Instructions for the task
What is the count of lines in the listing below that hold the string "Winter"? Reply with that number alone.
* BEGIN Recorded information *
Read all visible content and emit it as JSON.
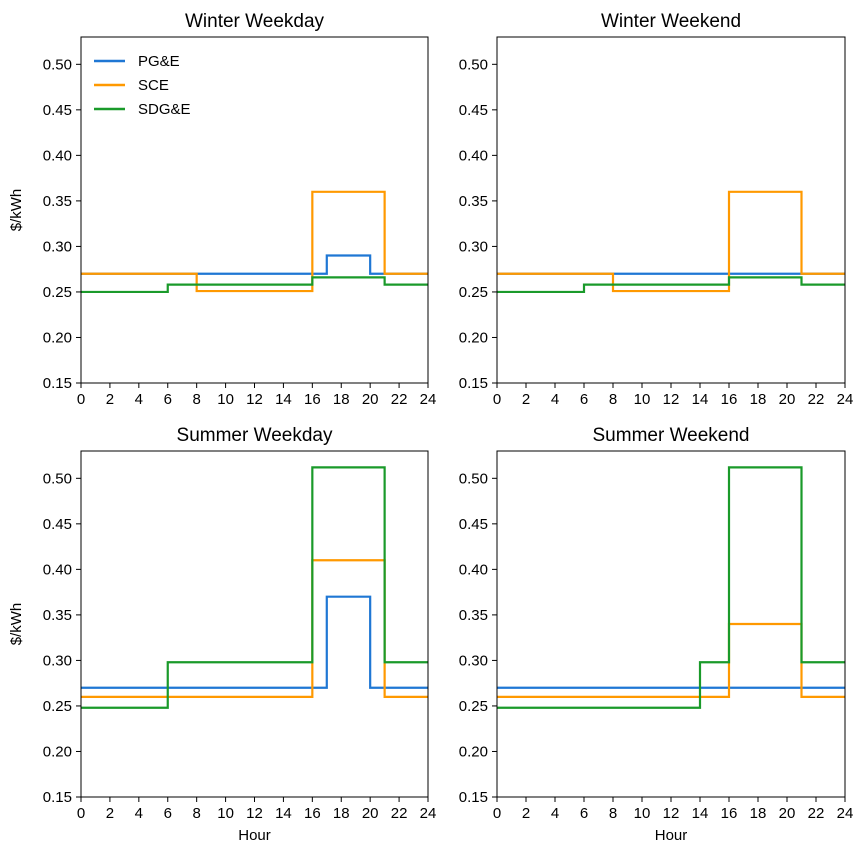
{
  "chart_data": [
    {
      "type": "line",
      "step": "post",
      "title": "Winter Weekday",
      "xlabel": "",
      "ylabel": "$/kWh",
      "xlim": [
        0,
        24
      ],
      "ylim": [
        0.15,
        0.53
      ],
      "xticks": [
        "0",
        "2",
        "4",
        "6",
        "8",
        "10",
        "12",
        "14",
        "16",
        "18",
        "20",
        "22",
        "24"
      ],
      "yticks": [
        "0.15",
        "0.20",
        "0.25",
        "0.30",
        "0.35",
        "0.40",
        "0.45",
        "0.50"
      ],
      "grid": false,
      "legend": "top-left",
      "series": [
        {
          "name": "PG&E",
          "color": "#1f77d4",
          "x": [
            0,
            17,
            20,
            24
          ],
          "y": [
            0.27,
            0.29,
            0.27,
            0.27
          ]
        },
        {
          "name": "SCE",
          "color": "#ff9900",
          "x": [
            0,
            8,
            16,
            21,
            24
          ],
          "y": [
            0.27,
            0.251,
            0.36,
            0.27,
            0.27
          ]
        },
        {
          "name": "SDG&E",
          "color": "#1a9a2a",
          "x": [
            0,
            6,
            16,
            21,
            24
          ],
          "y": [
            0.25,
            0.258,
            0.266,
            0.258,
            0.258
          ]
        }
      ]
    },
    {
      "type": "line",
      "step": "post",
      "title": "Winter Weekend",
      "xlabel": "",
      "ylabel": "",
      "xlim": [
        0,
        24
      ],
      "ylim": [
        0.15,
        0.53
      ],
      "xticks": [
        "0",
        "2",
        "4",
        "6",
        "8",
        "10",
        "12",
        "14",
        "16",
        "18",
        "20",
        "22",
        "24"
      ],
      "yticks": [
        "0.15",
        "0.20",
        "0.25",
        "0.30",
        "0.35",
        "0.40",
        "0.45",
        "0.50"
      ],
      "grid": false,
      "series": [
        {
          "color": "#1f77d4",
          "x": [
            0,
            24
          ],
          "y": [
            0.27,
            0.27
          ]
        },
        {
          "color": "#ff9900",
          "x": [
            0,
            8,
            16,
            21,
            24
          ],
          "y": [
            0.27,
            0.251,
            0.36,
            0.27,
            0.27
          ]
        },
        {
          "color": "#1a9a2a",
          "x": [
            0,
            6,
            16,
            21,
            24
          ],
          "y": [
            0.25,
            0.258,
            0.266,
            0.258,
            0.258
          ]
        }
      ]
    },
    {
      "type": "line",
      "step": "post",
      "title": "Summer Weekday",
      "xlabel": "Hour",
      "ylabel": "$/kWh",
      "xlim": [
        0,
        24
      ],
      "ylim": [
        0.15,
        0.53
      ],
      "xticks": [
        "0",
        "2",
        "4",
        "6",
        "8",
        "10",
        "12",
        "14",
        "16",
        "18",
        "20",
        "22",
        "24"
      ],
      "yticks": [
        "0.15",
        "0.20",
        "0.25",
        "0.30",
        "0.35",
        "0.40",
        "0.45",
        "0.50"
      ],
      "grid": false,
      "series": [
        {
          "color": "#1f77d4",
          "x": [
            0,
            17,
            20,
            24
          ],
          "y": [
            0.27,
            0.37,
            0.27,
            0.27
          ]
        },
        {
          "color": "#ff9900",
          "x": [
            0,
            16,
            21,
            24
          ],
          "y": [
            0.26,
            0.41,
            0.26,
            0.26
          ]
        },
        {
          "color": "#1a9a2a",
          "x": [
            0,
            6,
            16,
            21,
            24
          ],
          "y": [
            0.248,
            0.298,
            0.512,
            0.298,
            0.298
          ]
        }
      ]
    },
    {
      "type": "line",
      "step": "post",
      "title": "Summer Weekend",
      "xlabel": "Hour",
      "ylabel": "",
      "xlim": [
        0,
        24
      ],
      "ylim": [
        0.15,
        0.53
      ],
      "xticks": [
        "0",
        "2",
        "4",
        "6",
        "8",
        "10",
        "12",
        "14",
        "16",
        "18",
        "20",
        "22",
        "24"
      ],
      "yticks": [
        "0.15",
        "0.20",
        "0.25",
        "0.30",
        "0.35",
        "0.40",
        "0.45",
        "0.50"
      ],
      "grid": false,
      "series": [
        {
          "color": "#1f77d4",
          "x": [
            0,
            24
          ],
          "y": [
            0.27,
            0.27
          ]
        },
        {
          "color": "#ff9900",
          "x": [
            0,
            16,
            21,
            24
          ],
          "y": [
            0.26,
            0.34,
            0.26,
            0.26
          ]
        },
        {
          "color": "#1a9a2a",
          "x": [
            0,
            14,
            16,
            21,
            24
          ],
          "y": [
            0.248,
            0.298,
            0.512,
            0.298,
            0.298
          ]
        }
      ]
    }
  ]
}
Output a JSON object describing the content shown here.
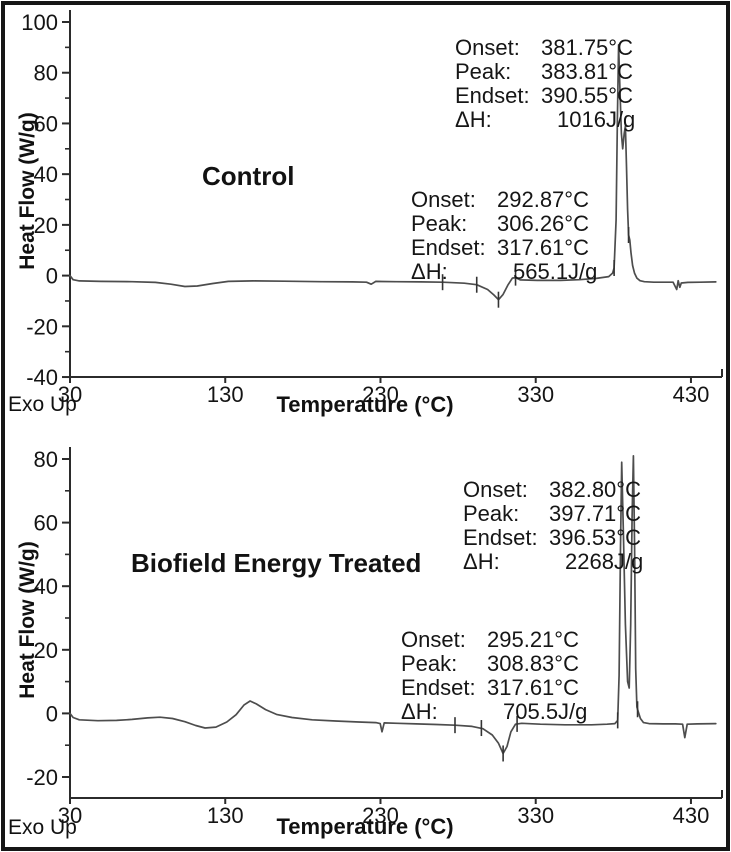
* END Recorded information *
Exercise output
2